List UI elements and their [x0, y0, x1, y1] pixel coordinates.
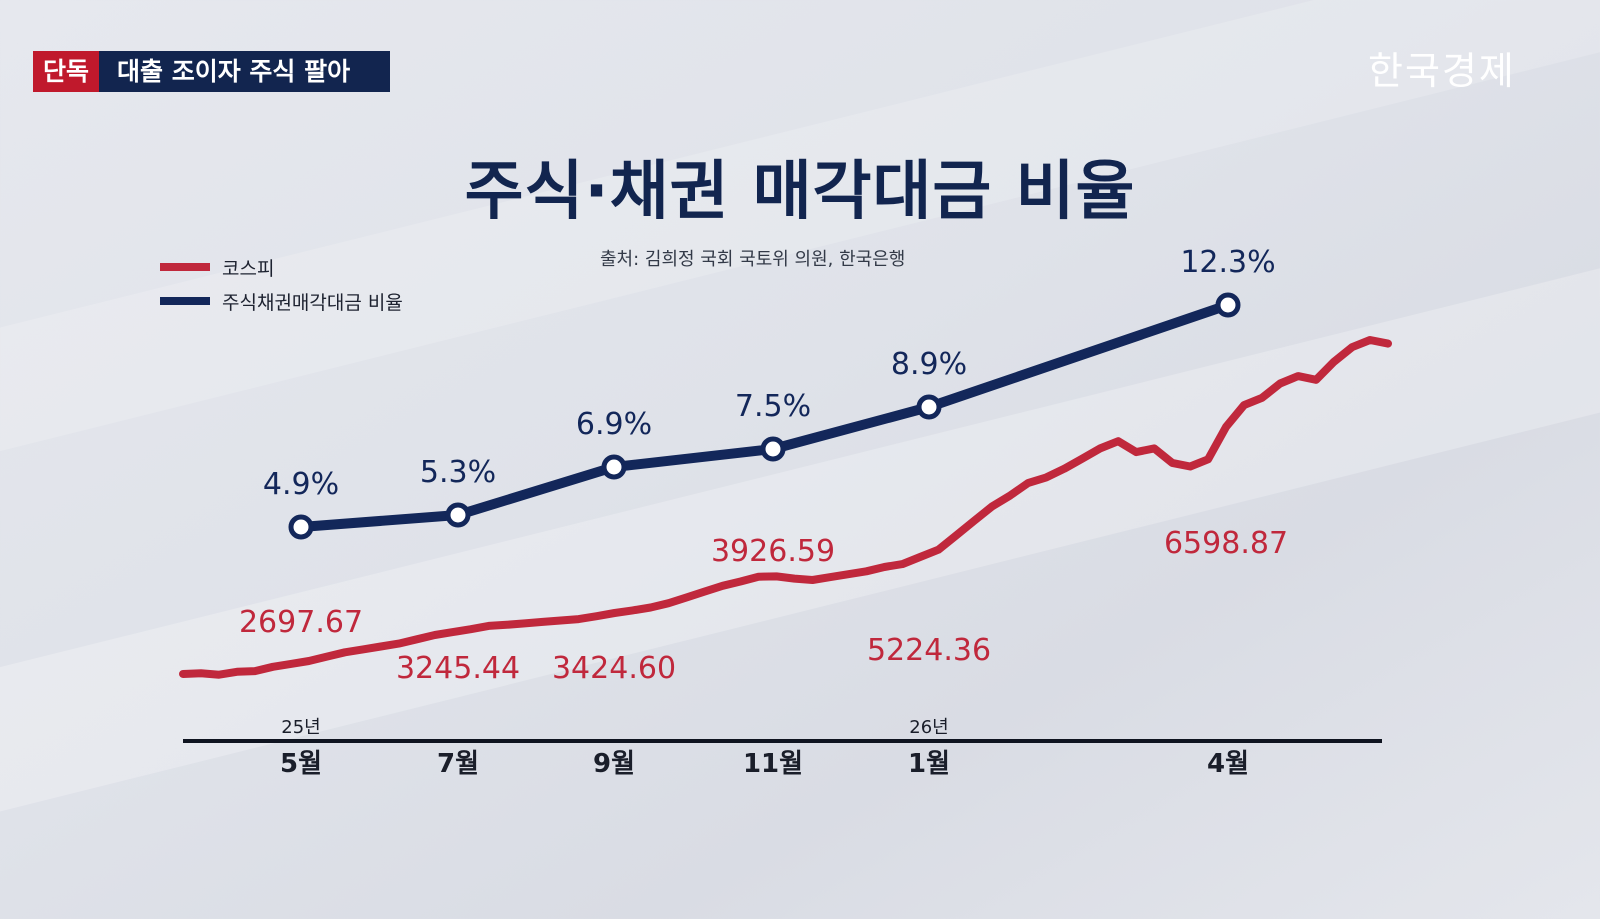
kospi-data-label: 2697.67: [239, 605, 363, 640]
headline-caption: 대출 조이자 주식 팔아: [99, 51, 391, 92]
legend-label-ratio: 주식채권매각대금 비율: [222, 291, 403, 314]
kospi-line: [179, 336, 1392, 679]
kospi-data-label: 3245.44: [396, 651, 520, 686]
chart-source: 출처: 김희정 국회 국토위 의원, 한국은행: [600, 249, 906, 270]
kospi-data-label: 5224.36: [867, 633, 991, 668]
legend-swatch-kospi: [160, 263, 210, 271]
ratio-data-label: 7.5%: [735, 389, 811, 424]
x-tick-label: 7월: [437, 749, 479, 779]
x-tick-label: 5월: [280, 749, 322, 779]
legend-label-kospi: 코스피: [222, 257, 275, 280]
kospi-data-label: 3926.59: [711, 534, 835, 569]
chart-title: 주식·채권 매각대금 비율: [464, 155, 1136, 229]
ratio-point: [288, 514, 314, 540]
x-tick-label: 1월: [908, 749, 950, 779]
year-label: 25년: [281, 717, 320, 738]
ratio-point: [601, 454, 627, 480]
x-tick-label: 11월: [743, 749, 803, 779]
kospi-data-label: 6598.87: [1164, 526, 1288, 561]
ratio-point: [916, 394, 942, 420]
chart-legend: 코스피 주식채권매각대금 비율: [160, 250, 403, 318]
exclusive-tag: 단독: [33, 51, 100, 92]
ratio-data-label: 4.9%: [263, 467, 339, 502]
x-tick-label: 9월: [593, 749, 635, 779]
news-tag-bar: 단독 대출 조이자 주식 팔아: [33, 51, 391, 92]
broadcaster-logo: 한국경제: [1368, 49, 1516, 93]
ratio-data-label: 6.9%: [576, 407, 652, 442]
ratio-point: [760, 436, 786, 462]
legend-swatch-ratio: [160, 297, 210, 305]
ratio-line: [296, 300, 1233, 532]
ratio-point: [1215, 292, 1241, 318]
x-tick-label: 4월: [1207, 749, 1249, 779]
year-label: 26년: [909, 717, 948, 738]
ratio-data-label: 8.9%: [891, 347, 967, 382]
kospi-data-label: 3424.60: [552, 651, 676, 686]
ratio-point: [445, 502, 471, 528]
ratio-data-label: 5.3%: [420, 455, 496, 490]
legend-item-ratio: 주식채권매각대금 비율: [160, 284, 403, 318]
legend-item-kospi: 코스피: [160, 250, 403, 284]
ratio-data-label: 12.3%: [1180, 245, 1275, 280]
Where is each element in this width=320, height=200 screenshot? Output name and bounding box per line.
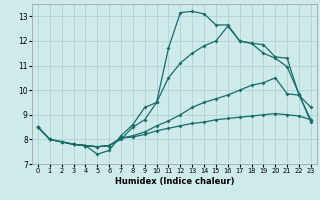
X-axis label: Humidex (Indice chaleur): Humidex (Indice chaleur) [115, 177, 234, 186]
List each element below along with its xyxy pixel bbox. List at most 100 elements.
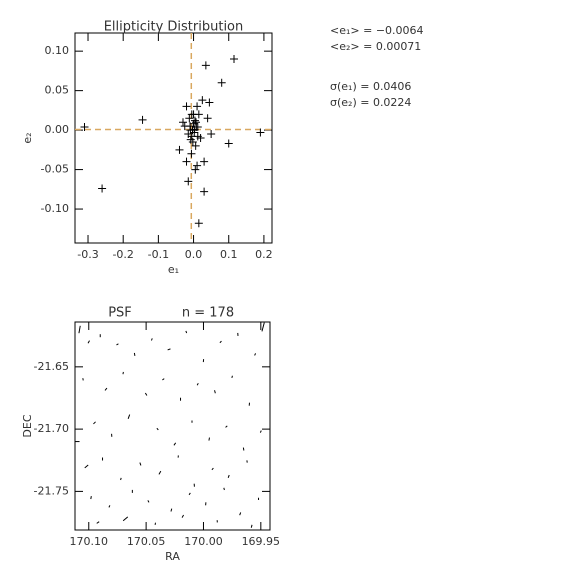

Your task — Copy all the entries above word for word, omitting the pictures.

Exercise output —
List UI elements and their [x0, y0, x1, y1] pixel coordinates.
kospi-data-label: 2697.67: [239, 605, 363, 640]
headline-caption: 대출 조이자 주식 팔아: [99, 51, 391, 92]
legend-label-ratio: 주식채권매각대금 비율: [222, 291, 403, 314]
kospi-line: [179, 336, 1392, 679]
kospi-data-label: 3245.44: [396, 651, 520, 686]
chart-source: 출처: 김희정 국회 국토위 의원, 한국은행: [600, 249, 906, 270]
kospi-data-label: 5224.36: [867, 633, 991, 668]
legend-swatch-kospi: [160, 263, 210, 271]
ratio-data-label: 7.5%: [735, 389, 811, 424]
x-tick-label: 7월: [437, 749, 479, 779]
x-tick-label: 5월: [280, 749, 322, 779]
legend-label-kospi: 코스피: [222, 257, 275, 280]
kospi-data-label: 3926.59: [711, 534, 835, 569]
chart-title: 주식·채권 매각대금 비율: [464, 155, 1136, 229]
ratio-point: [288, 514, 314, 540]
x-tick-label: 1월: [908, 749, 950, 779]
year-label: 25년: [281, 717, 320, 738]
ratio-point: [601, 454, 627, 480]
x-tick-label: 11월: [743, 749, 803, 779]
kospi-data-label: 6598.87: [1164, 526, 1288, 561]
ratio-point: [916, 394, 942, 420]
chart-legend: 코스피 주식채권매각대금 비율: [160, 250, 403, 318]
exclusive-tag: 단독: [33, 51, 100, 92]
ratio-data-label: 4.9%: [263, 467, 339, 502]
x-tick-label: 9월: [593, 749, 635, 779]
news-tag-bar: 단독 대출 조이자 주식 팔아: [33, 51, 391, 92]
broadcaster-logo: 한국경제: [1368, 49, 1516, 93]
ratio-data-label: 6.9%: [576, 407, 652, 442]
ratio-point: [760, 436, 786, 462]
legend-swatch-ratio: [160, 297, 210, 305]
ratio-line: [296, 300, 1233, 532]
ratio-point: [1215, 292, 1241, 318]
x-tick-label: 4월: [1207, 749, 1249, 779]
year-label: 26년: [909, 717, 948, 738]
ratio-data-label: 8.9%: [891, 347, 967, 382]
kospi-data-label: 3424.60: [552, 651, 676, 686]
ratio-point: [445, 502, 471, 528]
ratio-data-label: 5.3%: [420, 455, 496, 490]
legend-item-ratio: 주식채권매각대금 비율: [160, 284, 403, 318]
legend-item-kospi: 코스피: [160, 250, 403, 284]
ratio-data-label: 12.3%: [1180, 245, 1275, 280]
Where is each element in this width=320, height=200 screenshot? Output name and bounding box per line.
X-axis label: Humidex (Indice chaleur): Humidex (Indice chaleur) [115, 177, 234, 186]
List each element below along with its xyxy pixel bbox. List at most 100 elements.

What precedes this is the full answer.